**Data extract**

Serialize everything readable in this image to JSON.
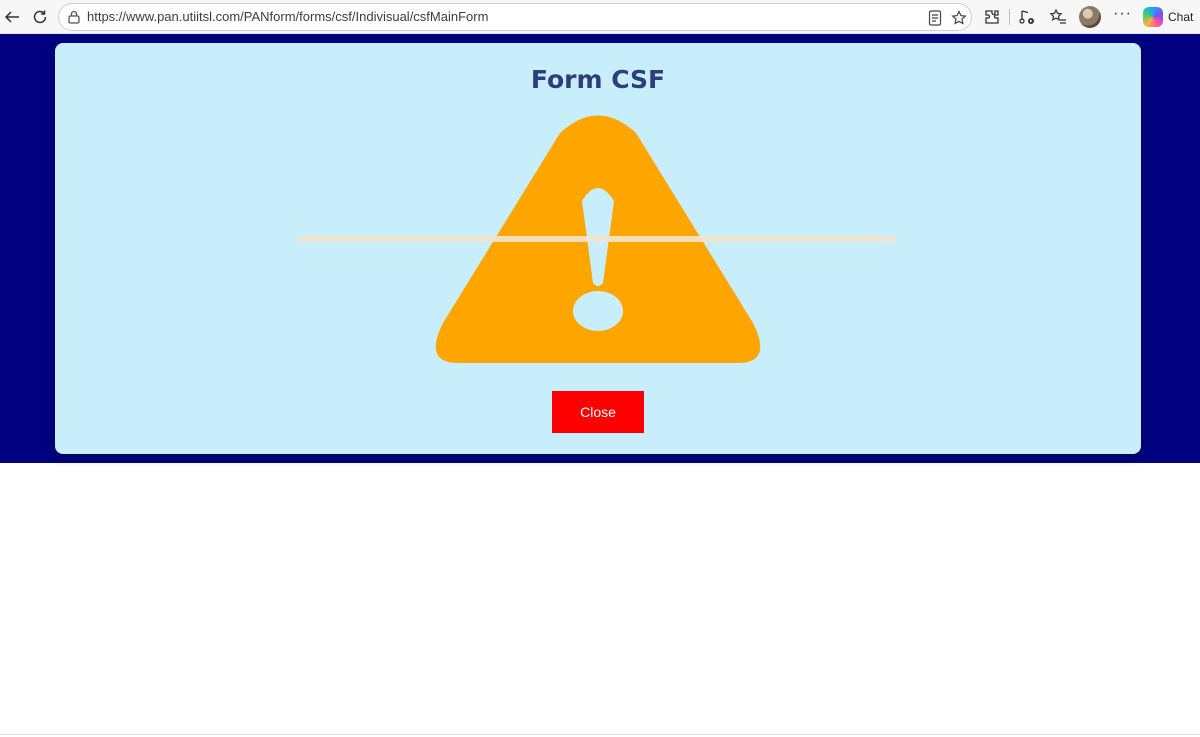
{
  "browser": {
    "url": "https://www.pan.utiitsl.com/PANform/forms/csf/Indivisual/csfMainForm",
    "chat_label": "Chat",
    "more_label": "···",
    "icons": {
      "back": "back-arrow-icon",
      "refresh": "refresh-icon",
      "lock": "lock-icon",
      "reader": "reader-mode-icon",
      "favorite": "star-icon",
      "extensions": "extensions-icon",
      "media": "media-control-icon",
      "favorites_list": "favorites-list-icon",
      "copilot": "copilot-icon"
    }
  },
  "page": {
    "background_color": "#010080",
    "modal": {
      "title": "Form CSF",
      "background_color": "#c8eefb",
      "icon": "warning-triangle-icon",
      "icon_color": "#ffa500",
      "close_label": "Close",
      "close_color": "#ff0000"
    }
  }
}
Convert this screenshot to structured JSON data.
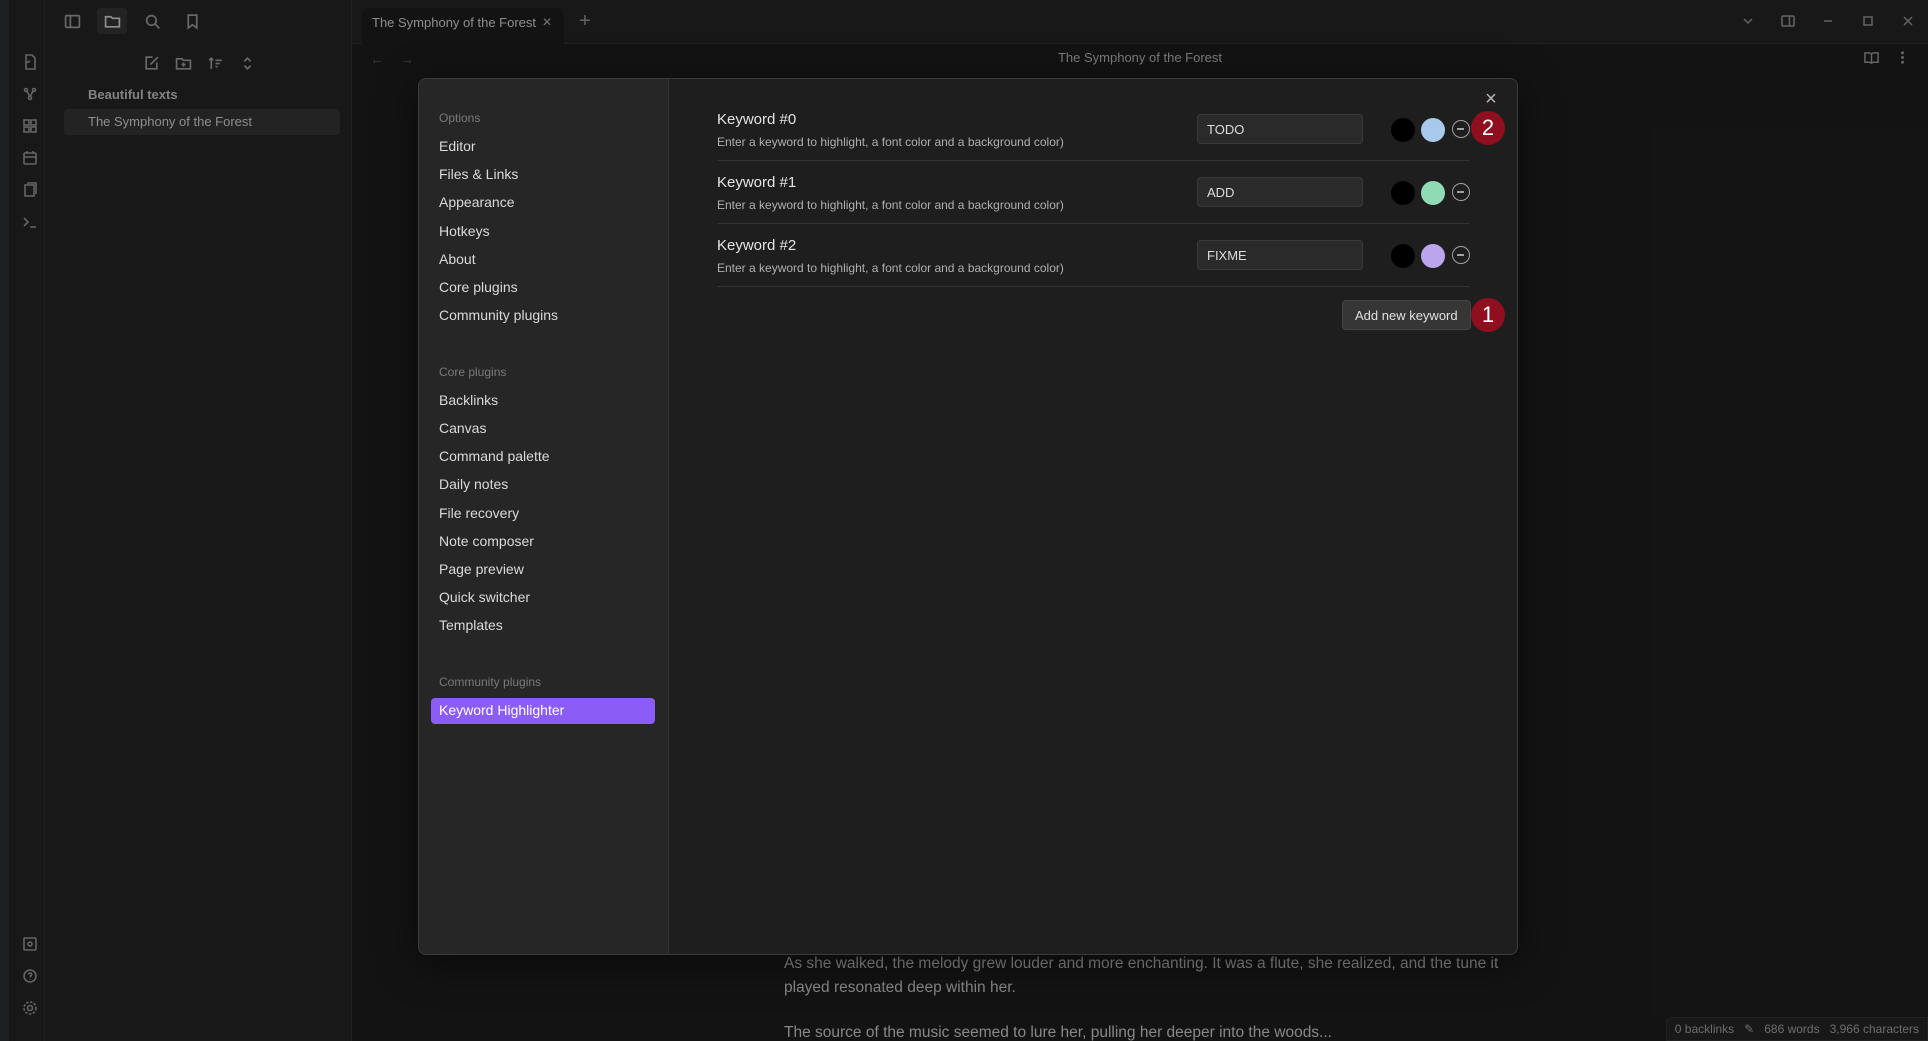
{
  "sidebar": {
    "vault_name": "Beautiful texts",
    "files": [
      "The Symphony of the Forest"
    ]
  },
  "tabs": [
    {
      "label": "The Symphony of the Forest"
    }
  ],
  "view": {
    "title": "The Symphony of the Forest",
    "paragraph": "As she walked, the melody grew louder and more enchanting. It was a flute, she realized, and the tune it played resonated deep within her.",
    "paragraph_cut": "The source of the music seemed to lure her, pulling her deeper into the woods..."
  },
  "status": {
    "backlinks": "0 backlinks",
    "words": "686 words",
    "chars": "3,966 characters"
  },
  "settings_modal": {
    "options_title": "Options",
    "options": [
      "Editor",
      "Files & Links",
      "Appearance",
      "Hotkeys",
      "About",
      "Core plugins",
      "Community plugins"
    ],
    "core_title": "Core plugins",
    "core": [
      "Backlinks",
      "Canvas",
      "Command palette",
      "Daily notes",
      "File recovery",
      "Note composer",
      "Page preview",
      "Quick switcher",
      "Templates"
    ],
    "community_title": "Community plugins",
    "community": [
      "Keyword Highlighter"
    ],
    "keywords": [
      {
        "name": "Keyword #0",
        "desc": "Enter a keyword to highlight, a font color and a background color)",
        "value": "TODO",
        "font_color": "#000000",
        "bg_color": "#a9c9ea"
      },
      {
        "name": "Keyword #1",
        "desc": "Enter a keyword to highlight, a font color and a background color)",
        "value": "ADD",
        "font_color": "#000000",
        "bg_color": "#8fdcb4"
      },
      {
        "name": "Keyword #2",
        "desc": "Enter a keyword to highlight, a font color and a background color)",
        "value": "FIXME",
        "font_color": "#000000",
        "bg_color": "#bba6ee"
      }
    ],
    "add_button": "Add new keyword"
  },
  "markers": [
    "1",
    "2"
  ],
  "colors": {
    "accent": "#8b5cf6",
    "marker": "#8f0f1f"
  }
}
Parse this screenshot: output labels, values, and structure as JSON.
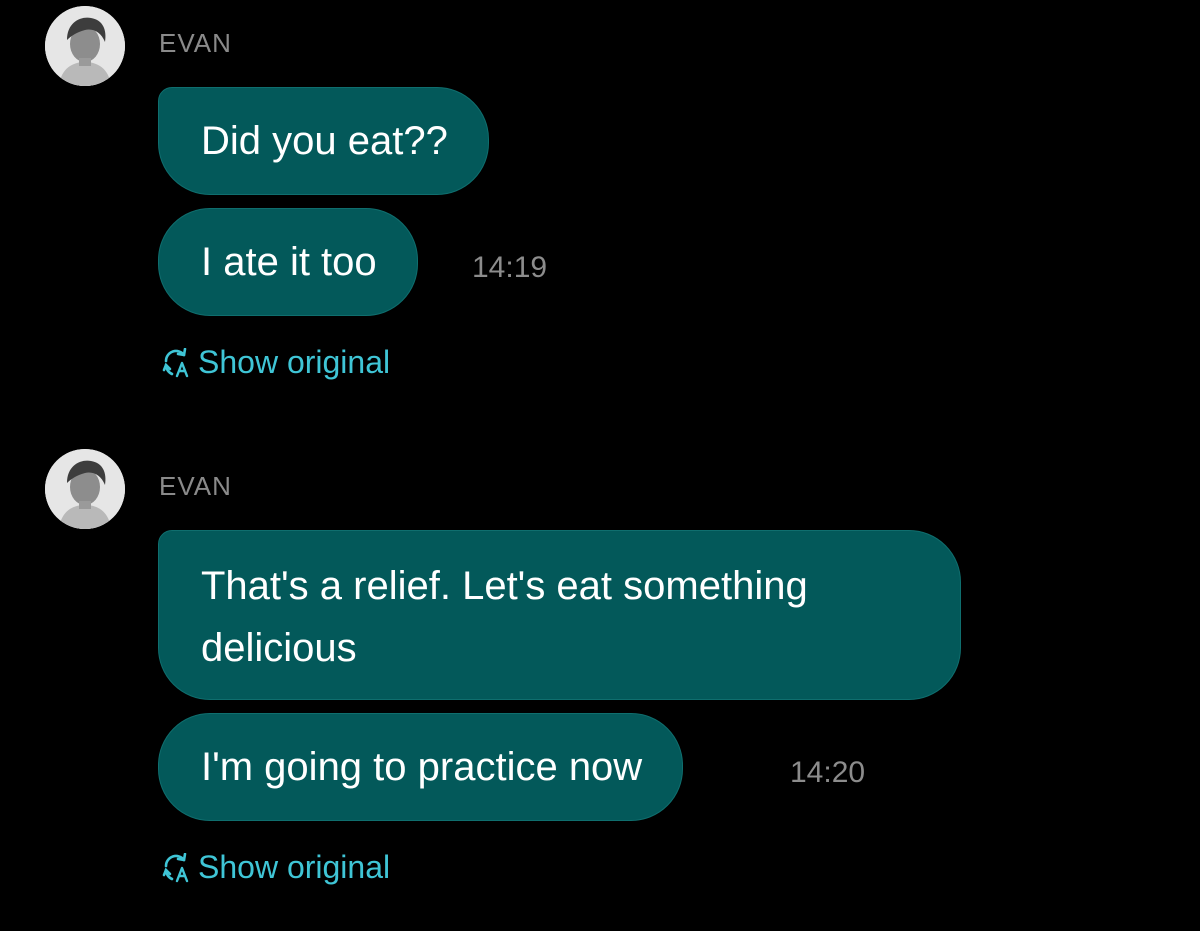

**Task brief**
Leave out the pictures and copy everything else in the records word for word.

**Final result**
Serialize everything readable in this image to JSON.
{
  "browser": {
    "url": "https://www.pan.utiitsl.com/PANform/forms/csf/Indivisual/csfMainForm",
    "chat_label": "Chat",
    "more_label": "···",
    "icons": {
      "back": "back-arrow-icon",
      "refresh": "refresh-icon",
      "lock": "lock-icon",
      "reader": "reader-mode-icon",
      "favorite": "star-icon",
      "extensions": "extensions-icon",
      "media": "media-control-icon",
      "favorites_list": "favorites-list-icon",
      "copilot": "copilot-icon"
    }
  },
  "page": {
    "background_color": "#010080",
    "modal": {
      "title": "Form CSF",
      "background_color": "#c8eefb",
      "icon": "warning-triangle-icon",
      "icon_color": "#ffa500",
      "close_label": "Close",
      "close_color": "#ff0000"
    }
  }
}
Convert this screenshot to structured JSON data.
{
  "sidebar": {
    "vault_name": "Beautiful texts",
    "files": [
      "The Symphony of the Forest"
    ]
  },
  "tabs": [
    {
      "label": "The Symphony of the Forest"
    }
  ],
  "view": {
    "title": "The Symphony of the Forest",
    "paragraph": "As she walked, the melody grew louder and more enchanting. It was a flute, she realized, and the tune it played resonated deep within her.",
    "paragraph_cut": "The source of the music seemed to lure her, pulling her deeper into the woods..."
  },
  "status": {
    "backlinks": "0 backlinks",
    "words": "686 words",
    "chars": "3,966 characters"
  },
  "settings_modal": {
    "options_title": "Options",
    "options": [
      "Editor",
      "Files & Links",
      "Appearance",
      "Hotkeys",
      "About",
      "Core plugins",
      "Community plugins"
    ],
    "core_title": "Core plugins",
    "core": [
      "Backlinks",
      "Canvas",
      "Command palette",
      "Daily notes",
      "File recovery",
      "Note composer",
      "Page preview",
      "Quick switcher",
      "Templates"
    ],
    "community_title": "Community plugins",
    "community": [
      "Keyword Highlighter"
    ],
    "keywords": [
      {
        "name": "Keyword #0",
        "desc": "Enter a keyword to highlight, a font color and a background color)",
        "value": "TODO",
        "font_color": "#000000",
        "bg_color": "#a9c9ea"
      },
      {
        "name": "Keyword #1",
        "desc": "Enter a keyword to highlight, a font color and a background color)",
        "value": "ADD",
        "font_color": "#000000",
        "bg_color": "#8fdcb4"
      },
      {
        "name": "Keyword #2",
        "desc": "Enter a keyword to highlight, a font color and a background color)",
        "value": "FIXME",
        "font_color": "#000000",
        "bg_color": "#bba6ee"
      }
    ],
    "add_button": "Add new keyword"
  },
  "markers": [
    "1",
    "2"
  ],
  "colors": {
    "accent": "#8b5cf6",
    "marker": "#8f0f1f"
  }
}
Parse this screenshot: output labels, values, and structure as JSON.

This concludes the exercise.